**Task description**
Without including any pictures, write out the listing below exactly.

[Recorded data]
__________

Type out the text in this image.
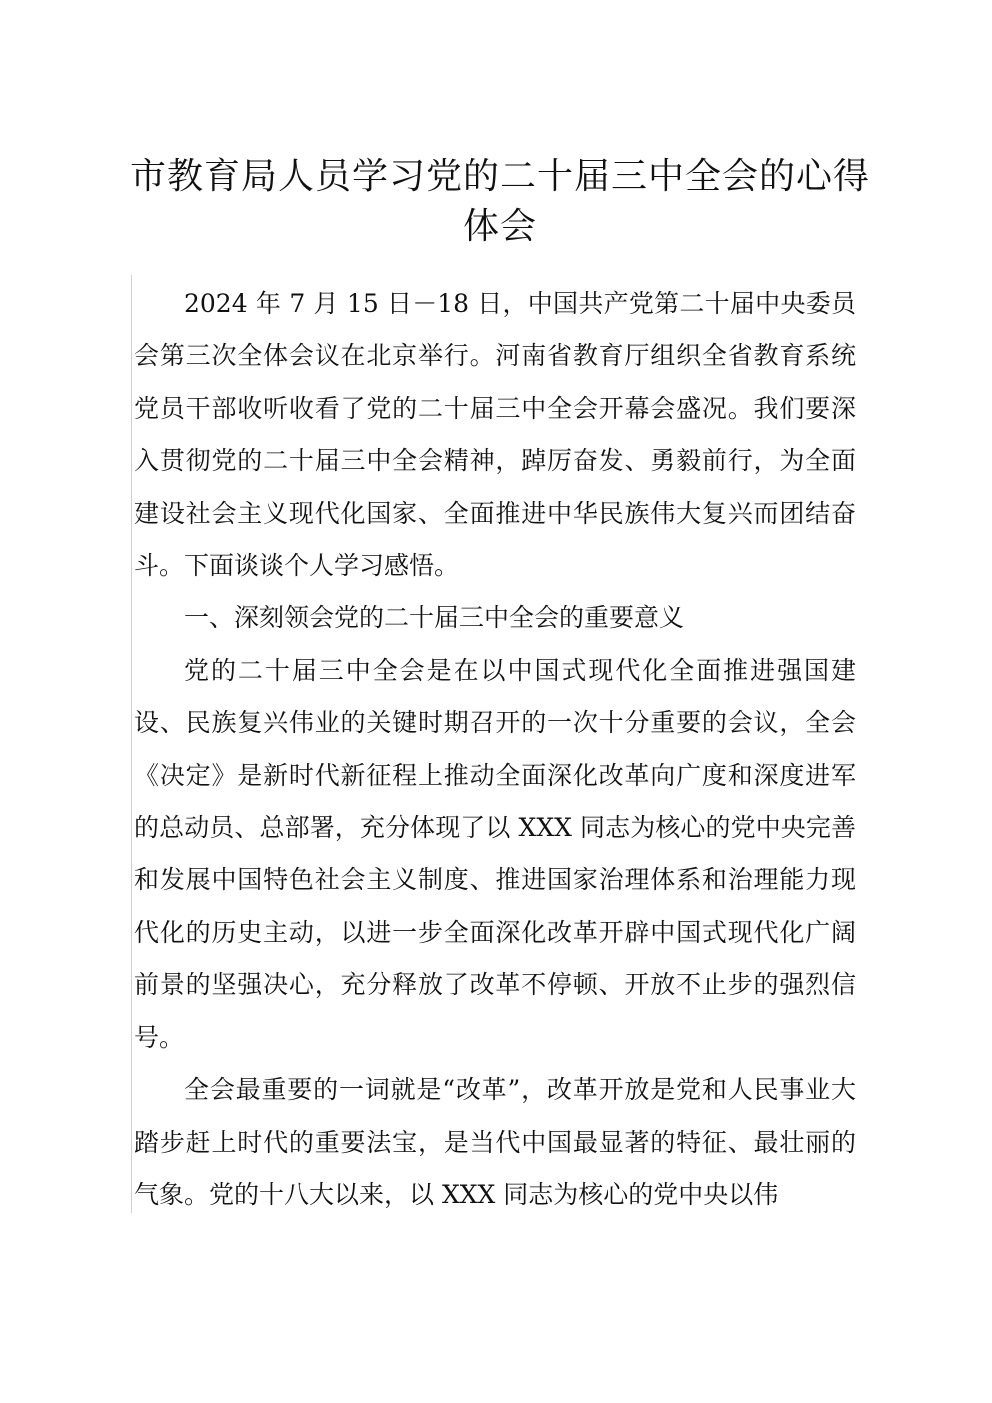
市教育局人员学习党的二十届三中全会的心得体会

2024 年 7 月 15 日－18 日，中国共产党第二十届中央委员会第三次全体会议在北京举行。河南省教育厅组织全省教育系统党员干部收听收看了党的二十届三中全会开幕会盛况。我们要深入贯彻党的二十届三中全会精神，踔厉奋发、勇毅前行，为全面建设社会主义现代化国家、全面推进中华民族伟大复兴而团结奋斗。下面谈谈个人学习感悟。

一、深刻领会党的二十届三中全会的重要意义

党的二十届三中全会是在以中国式现代化全面推进强国建设、民族复兴伟业的关键时期召开的一次十分重要的会议，全会《决定》是新时代新征程上推动全面深化改革向广度和深度进军的总动员、总部署，充分体现了以 XXX 同志为核心的党中央完善和发展中国特色社会主义制度、推进国家治理体系和治理能力现代化的历史主动，以进一步全面深化改革开辟中国式现代化广阔前景的坚强决心，充分释放了改革不停顿、开放不止步的强烈信号。

全会最重要的一词就是“改革”，改革开放是党和人民事业大踏步赶上时代的重要法宝，是当代中国最显著的特征、最壮丽的气象。党的十八大以来，以 XXX 同志为核心的党中央以伟
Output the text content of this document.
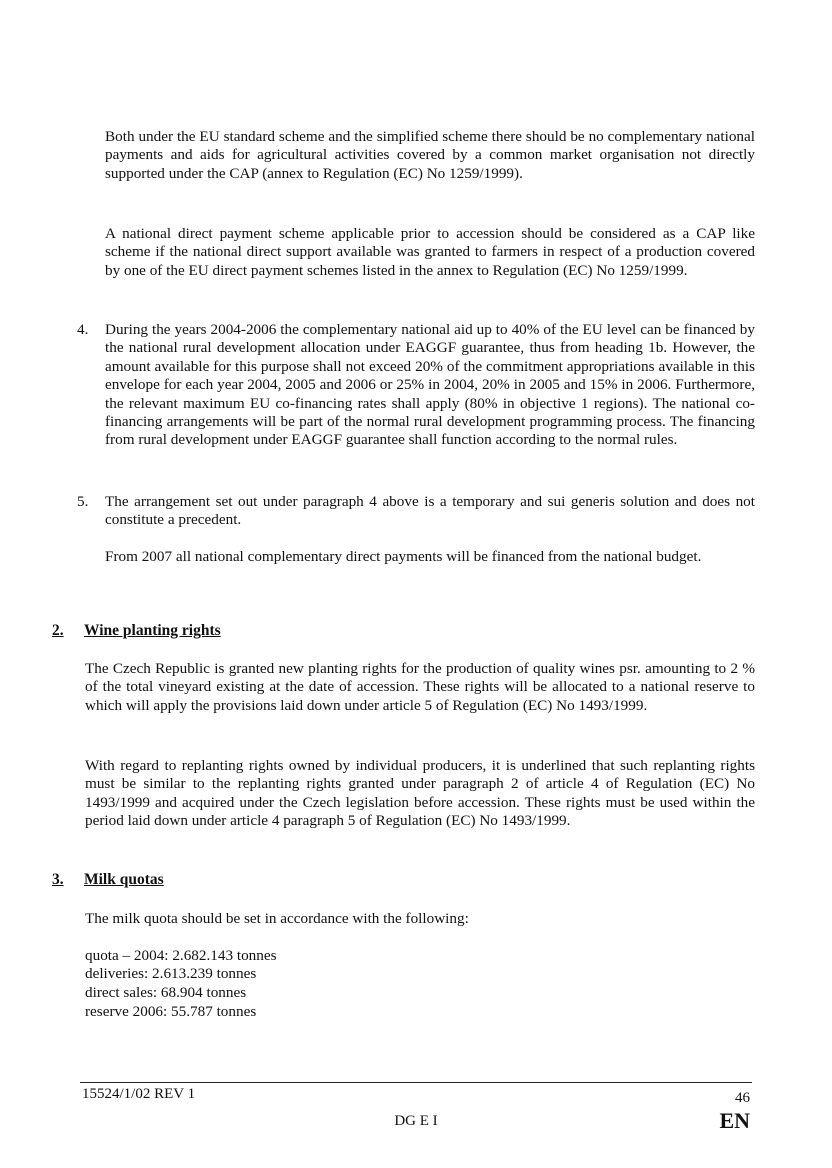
Both under the EU standard scheme and the simplified scheme there should be no complementary national payments and aids for agricultural activities covered by a common market organisation not directly supported under the CAP (annex to Regulation (EC) No 1259/1999).
A national direct payment scheme applicable prior to accession should be considered as a CAP like scheme if the national direct support available was granted to farmers in respect of a production covered by one of the EU direct payment schemes listed in the annex to Regulation (EC) No 1259/1999.
4. During the years 2004-2006 the complementary national aid up to 40% of the EU level can be financed by the national rural development allocation under EAGGF guarantee, thus from heading 1b. However, the amount available for this purpose shall not exceed 20% of the commitment appropriations available in this envelope for each year 2004, 2005 and 2006 or 25% in 2004, 20% in 2005 and 15% in 2006. Furthermore, the relevant maximum EU co-financing rates shall apply (80% in objective 1 regions). The national co-financing arrangements will be part of the normal rural development programming process. The financing from rural development under EAGGF guarantee shall function according to the normal rules.
5. The arrangement set out under paragraph 4 above is a temporary and sui generis solution and does not constitute a precedent.
From 2007 all national complementary direct payments will be financed from the national budget.
2. Wine planting rights
The Czech Republic is granted new planting rights for the production of quality wines psr. amounting to 2 % of the total vineyard existing at the date of accession. These rights will be allocated to a national reserve to which will apply the provisions laid down under article 5 of Regulation (EC) No 1493/1999.
With regard to replanting rights owned by individual producers, it is underlined that such replanting rights must be similar to the replanting rights granted under paragraph 2 of article 4 of Regulation (EC) No 1493/1999 and acquired under the Czech legislation before accession. These rights must be used within the period laid down under article 4 paragraph 5 of Regulation (EC) No 1493/1999.
3. Milk quotas
The milk quota should be set in accordance with the following:
quota – 2004: 2.682.143 tonnes
deliveries: 2.613.239 tonnes
direct sales: 68.904 tonnes
reserve 2006: 55.787 tonnes
15524/1/02 REV 1	46
DG E I	EN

__________

**Correct output**
Type out the text in this image.
市教育局人员学习党的二十届三中全会的心得体会

2024 年 7 月 15 日－18 日，中国共产党第二十届中央委员会第三次全体会议在北京举行。河南省教育厅组织全省教育系统党员干部收听收看了党的二十届三中全会开幕会盛况。我们要深入贯彻党的二十届三中全会精神，踔厉奋发、勇毅前行，为全面建设社会主义现代化国家、全面推进中华民族伟大复兴而团结奋斗。下面谈谈个人学习感悟。

一、深刻领会党的二十届三中全会的重要意义

党的二十届三中全会是在以中国式现代化全面推进强国建设、民族复兴伟业的关键时期召开的一次十分重要的会议，全会《决定》是新时代新征程上推动全面深化改革向广度和深度进军的总动员、总部署，充分体现了以 XXX 同志为核心的党中央完善和发展中国特色社会主义制度、推进国家治理体系和治理能力现代化的历史主动，以进一步全面深化改革开辟中国式现代化广阔前景的坚强决心，充分释放了改革不停顿、开放不止步的强烈信号。

全会最重要的一词就是“改革”，改革开放是党和人民事业大踏步赶上时代的重要法宝，是当代中国最显著的特征、最壮丽的气象。党的十八大以来，以 XXX 同志为核心的党中央以伟
Output the text content of this document.
Both under the EU standard scheme and the simplified scheme there should be no complementary national payments and aids for agricultural activities covered by a common market organisation not directly supported under the CAP (annex to Regulation (EC) No 1259/1999).
A national direct payment scheme applicable prior to accession should be considered as a CAP like scheme if the national direct support available was granted to farmers in respect of a production covered by one of the EU direct payment schemes listed in the annex to Regulation (EC) No 1259/1999.
4. During the years 2004-2006 the complementary national aid up to 40% of the EU level can be financed by the national rural development allocation under EAGGF guarantee, thus from heading 1b. However, the amount available for this purpose shall not exceed 20% of the commitment appropriations available in this envelope for each year 2004, 2005 and 2006 or 25% in 2004, 20% in 2005 and 15% in 2006. Furthermore, the relevant maximum EU co-financing rates shall apply (80% in objective 1 regions). The national co-financing arrangements will be part of the normal rural development programming process. The financing from rural development under EAGGF guarantee shall function according to the normal rules.
5. The arrangement set out under paragraph 4 above is a temporary and sui generis solution and does not constitute a precedent.
From 2007 all national complementary direct payments will be financed from the national budget.
2. Wine planting rights
The Czech Republic is granted new planting rights for the production of quality wines psr. amounting to 2 % of the total vineyard existing at the date of accession. These rights will be allocated to a national reserve to which will apply the provisions laid down under article 5 of Regulation (EC) No 1493/1999.
With regard to replanting rights owned by individual producers, it is underlined that such replanting rights must be similar to the replanting rights granted under paragraph 2 of article 4 of Regulation (EC) No 1493/1999 and acquired under the Czech legislation before accession. These rights must be used within the period laid down under article 4 paragraph 5 of Regulation (EC) No 1493/1999.
3. Milk quotas
The milk quota should be set in accordance with the following:
quota – 2004: 2.682.143 tonnes
deliveries: 2.613.239 tonnes
direct sales: 68.904 tonnes
reserve 2006: 55.787 tonnes
15524/1/02 REV 1	46
DG E I	EN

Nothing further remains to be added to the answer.